#### INPUT DATA

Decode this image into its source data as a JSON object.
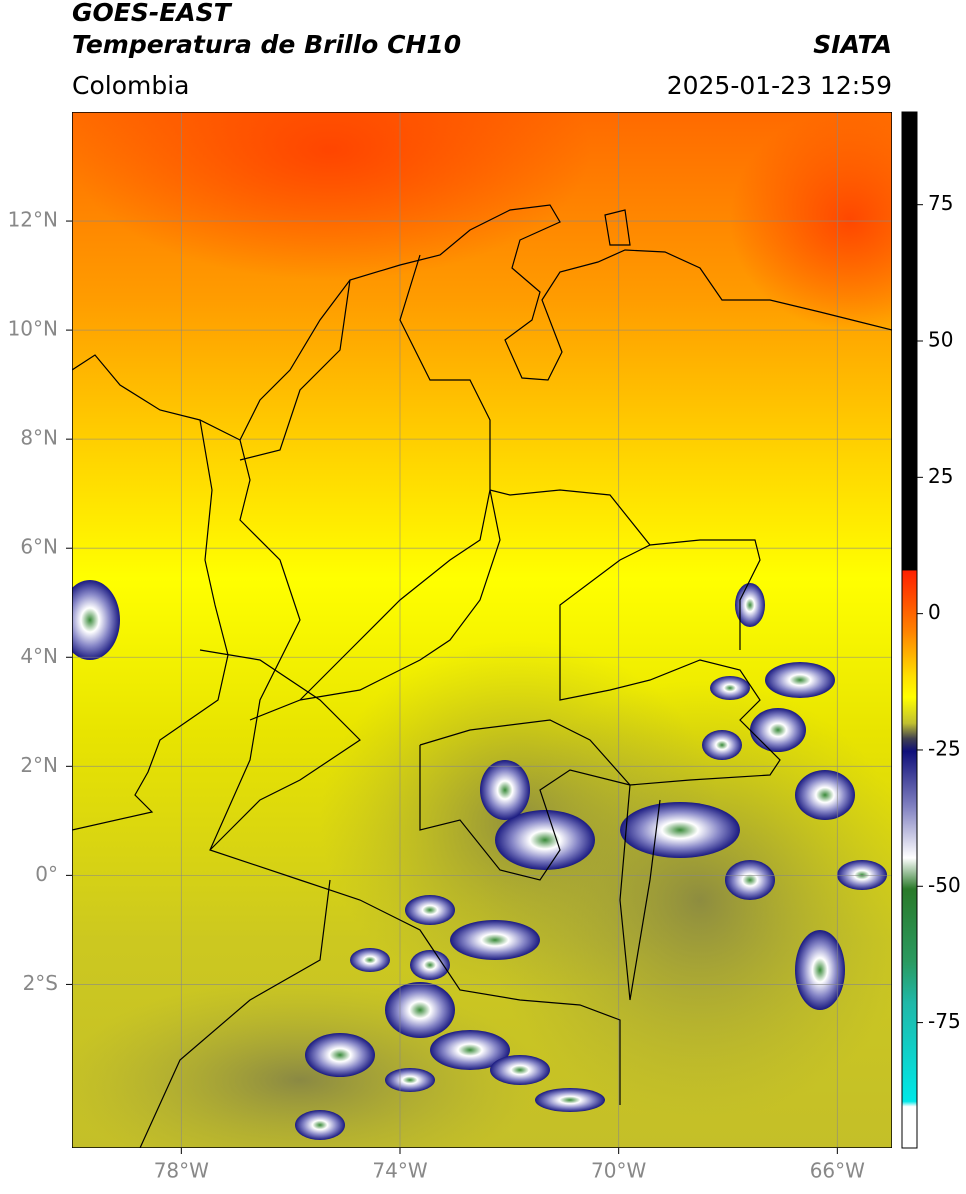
{
  "header": {
    "title": "GOES-EAST",
    "subtitle": "Temperatura de Brillo CH10",
    "source": "SIATA",
    "region": "Colombia",
    "timestamp": "2025-01-23 12:59"
  },
  "map": {
    "xlim": [
      -80,
      -65
    ],
    "ylim": [
      -5,
      14
    ],
    "xticks": [
      {
        "value": -78,
        "label": "78°W"
      },
      {
        "value": -74,
        "label": "74°W"
      },
      {
        "value": -70,
        "label": "70°W"
      },
      {
        "value": -66,
        "label": "66°W"
      }
    ],
    "yticks": [
      {
        "value": -2,
        "label": "2°S"
      },
      {
        "value": 0,
        "label": "0°"
      },
      {
        "value": 2,
        "label": "2°N"
      },
      {
        "value": 4,
        "label": "4°N"
      },
      {
        "value": 6,
        "label": "6°N"
      },
      {
        "value": 8,
        "label": "8°N"
      },
      {
        "value": 10,
        "label": "10°N"
      },
      {
        "value": 12,
        "label": "12°N"
      }
    ],
    "grid": true
  },
  "colorbar": {
    "lim": [
      -98,
      92
    ],
    "ticks": [
      -75,
      -50,
      -25,
      0,
      25,
      50,
      75
    ]
  }
}
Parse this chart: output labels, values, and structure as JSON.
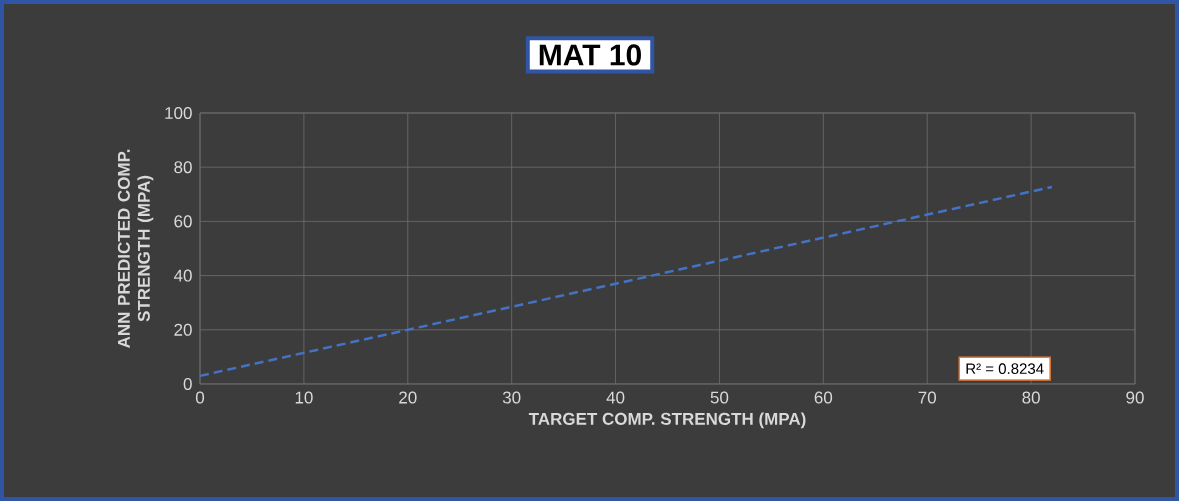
{
  "chart_data": {
    "type": "line",
    "title": "MAT 10",
    "xlabel": "TARGET COMP. STRENGTH (MPA)",
    "ylabel": "ANN PREDICTED COMP. STRENGTH (MPA)",
    "series": [
      {
        "x": [
          0,
          82
        ],
        "values": [
          3,
          72.7
        ],
        "color": "#4472c4"
      }
    ],
    "xlim": [
      0,
      90
    ],
    "xticks": [
      0,
      10,
      20,
      30,
      40,
      50,
      60,
      70,
      80,
      90
    ],
    "ylim": [
      0,
      100
    ],
    "yticks": [
      0,
      20,
      40,
      60,
      80,
      100
    ],
    "grid": true,
    "marker": "none",
    "line_style": "dashed",
    "annotations": [
      "R² = 0.8234"
    ]
  }
}
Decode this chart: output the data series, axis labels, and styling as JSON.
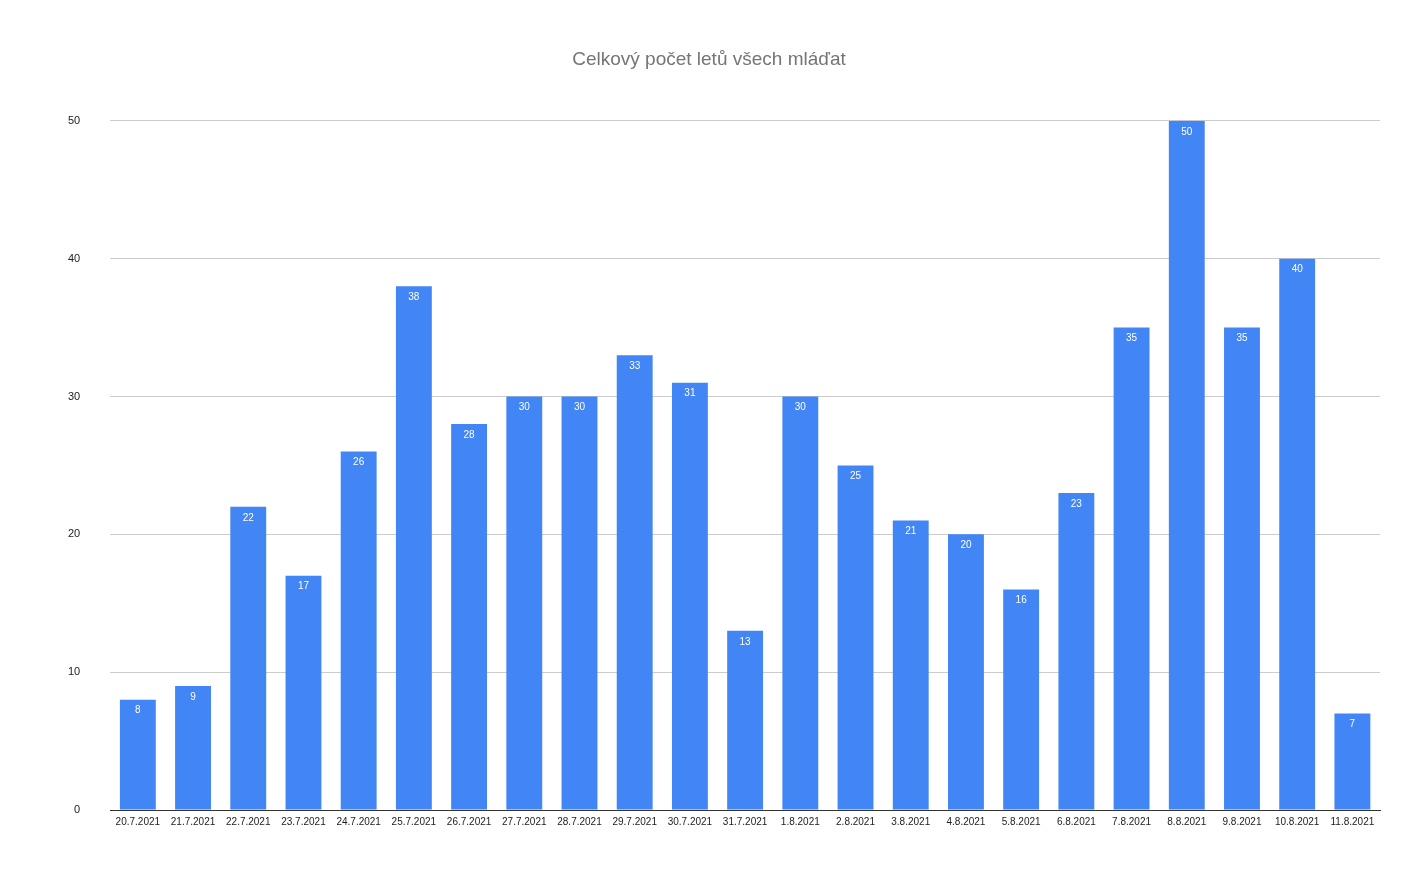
{
  "chart_data": {
    "type": "bar",
    "title": "Celkový počet letů všech mláďat",
    "categories": [
      "20.7.2021",
      "21.7.2021",
      "22.7.2021",
      "23.7.2021",
      "24.7.2021",
      "25.7.2021",
      "26.7.2021",
      "27.7.2021",
      "28.7.2021",
      "29.7.2021",
      "30.7.2021",
      "31.7.2021",
      "1.8.2021",
      "2.8.2021",
      "3.8.2021",
      "4.8.2021",
      "5.8.2021",
      "6.8.2021",
      "7.8.2021",
      "8.8.2021",
      "9.8.2021",
      "10.8.2021",
      "11.8.2021"
    ],
    "values": [
      8,
      9,
      22,
      17,
      26,
      38,
      28,
      30,
      30,
      33,
      31,
      13,
      30,
      25,
      21,
      20,
      16,
      23,
      35,
      50,
      35,
      40,
      7
    ],
    "color": "#4285f4",
    "ylim": [
      0,
      50
    ],
    "yticks": [
      0,
      10,
      20,
      30,
      40,
      50
    ],
    "grid": "y",
    "legend": false,
    "data_labels": true
  }
}
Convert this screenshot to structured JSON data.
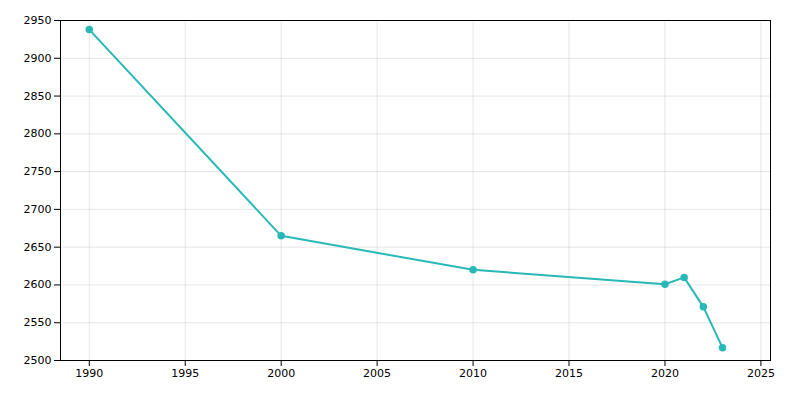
{
  "chart_data": {
    "type": "line",
    "x": [
      1990,
      2000,
      2010,
      2020,
      2021,
      2022,
      2023
    ],
    "values": [
      2938,
      2665,
      2620,
      2601,
      2610,
      2571,
      2517
    ],
    "color": "#29b8b8",
    "marker": "circle",
    "xlim": [
      1988.5,
      2025.5
    ],
    "ylim": [
      2500,
      2950
    ],
    "xticks": [
      1990,
      1995,
      2000,
      2005,
      2010,
      2015,
      2020,
      2025
    ],
    "yticks": [
      2500,
      2550,
      2600,
      2650,
      2700,
      2750,
      2800,
      2850,
      2900,
      2950
    ],
    "grid": true
  }
}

########

◆ CHALLENGE
Transcribe exactly the portion of the material above that runs from the line containing "Convert this screenshot" through its last line, omitting all pictures.

◆ RESPONSE TO THE EXERCISE
Convert this screenshot to structured JSON data.
{
  "chart_data": {
    "type": "line",
    "x": [
      1990,
      2000,
      2010,
      2020,
      2021,
      2022,
      2023
    ],
    "values": [
      2938,
      2665,
      2620,
      2601,
      2610,
      2571,
      2517
    ],
    "color": "#29b8b8",
    "marker": "circle",
    "xlim": [
      1988.5,
      2025.5
    ],
    "ylim": [
      2500,
      2950
    ],
    "xticks": [
      1990,
      1995,
      2000,
      2005,
      2010,
      2015,
      2020,
      2025
    ],
    "yticks": [
      2500,
      2550,
      2600,
      2650,
      2700,
      2750,
      2800,
      2850,
      2900,
      2950
    ],
    "grid": true
  }
}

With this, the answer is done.